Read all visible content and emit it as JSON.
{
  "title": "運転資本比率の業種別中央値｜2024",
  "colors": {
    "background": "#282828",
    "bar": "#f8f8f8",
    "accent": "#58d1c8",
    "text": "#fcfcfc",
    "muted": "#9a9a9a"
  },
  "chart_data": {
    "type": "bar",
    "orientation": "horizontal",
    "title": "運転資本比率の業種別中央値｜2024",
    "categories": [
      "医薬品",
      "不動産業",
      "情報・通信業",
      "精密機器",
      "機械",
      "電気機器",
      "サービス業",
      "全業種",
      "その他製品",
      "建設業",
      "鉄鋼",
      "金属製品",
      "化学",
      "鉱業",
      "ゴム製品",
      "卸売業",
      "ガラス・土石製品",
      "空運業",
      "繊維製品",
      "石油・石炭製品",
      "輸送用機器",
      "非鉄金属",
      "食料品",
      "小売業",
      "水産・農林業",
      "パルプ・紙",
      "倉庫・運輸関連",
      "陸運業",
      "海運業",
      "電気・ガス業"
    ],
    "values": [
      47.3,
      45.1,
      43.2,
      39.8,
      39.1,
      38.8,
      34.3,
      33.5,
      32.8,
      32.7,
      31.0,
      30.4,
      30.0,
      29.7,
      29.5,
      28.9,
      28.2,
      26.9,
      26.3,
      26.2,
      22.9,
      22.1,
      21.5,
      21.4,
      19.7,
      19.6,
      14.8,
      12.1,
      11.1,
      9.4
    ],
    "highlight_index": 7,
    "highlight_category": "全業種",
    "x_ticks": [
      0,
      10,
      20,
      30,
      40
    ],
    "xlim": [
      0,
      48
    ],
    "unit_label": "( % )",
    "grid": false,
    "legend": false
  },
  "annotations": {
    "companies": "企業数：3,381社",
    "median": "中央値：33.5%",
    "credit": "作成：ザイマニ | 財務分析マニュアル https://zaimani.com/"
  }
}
************
• **WHAT IS BEING ASKED**:
Your task is to repeat the data exactly, with nothing left out.

• **OUTPUT FOR THIS EXERCISE**:
Read all visible content and emit it as JSON.
{
  "title": "運転資本比率の業種別中央値｜2024",
  "colors": {
    "background": "#282828",
    "bar": "#f8f8f8",
    "accent": "#58d1c8",
    "text": "#fcfcfc",
    "muted": "#9a9a9a"
  },
  "chart_data": {
    "type": "bar",
    "orientation": "horizontal",
    "title": "運転資本比率の業種別中央値｜2024",
    "categories": [
      "医薬品",
      "不動産業",
      "情報・通信業",
      "精密機器",
      "機械",
      "電気機器",
      "サービス業",
      "全業種",
      "その他製品",
      "建設業",
      "鉄鋼",
      "金属製品",
      "化学",
      "鉱業",
      "ゴム製品",
      "卸売業",
      "ガラス・土石製品",
      "空運業",
      "繊維製品",
      "石油・石炭製品",
      "輸送用機器",
      "非鉄金属",
      "食料品",
      "小売業",
      "水産・農林業",
      "パルプ・紙",
      "倉庫・運輸関連",
      "陸運業",
      "海運業",
      "電気・ガス業"
    ],
    "values": [
      47.3,
      45.1,
      43.2,
      39.8,
      39.1,
      38.8,
      34.3,
      33.5,
      32.8,
      32.7,
      31.0,
      30.4,
      30.0,
      29.7,
      29.5,
      28.9,
      28.2,
      26.9,
      26.3,
      26.2,
      22.9,
      22.1,
      21.5,
      21.4,
      19.7,
      19.6,
      14.8,
      12.1,
      11.1,
      9.4
    ],
    "highlight_index": 7,
    "highlight_category": "全業種",
    "x_ticks": [
      0,
      10,
      20,
      30,
      40
    ],
    "xlim": [
      0,
      48
    ],
    "unit_label": "( % )",
    "grid": false,
    "legend": false
  },
  "annotations": {
    "companies": "企業数：3,381社",
    "median": "中央値：33.5%",
    "credit": "作成：ザイマニ | 財務分析マニュアル https://zaimani.com/"
  }
}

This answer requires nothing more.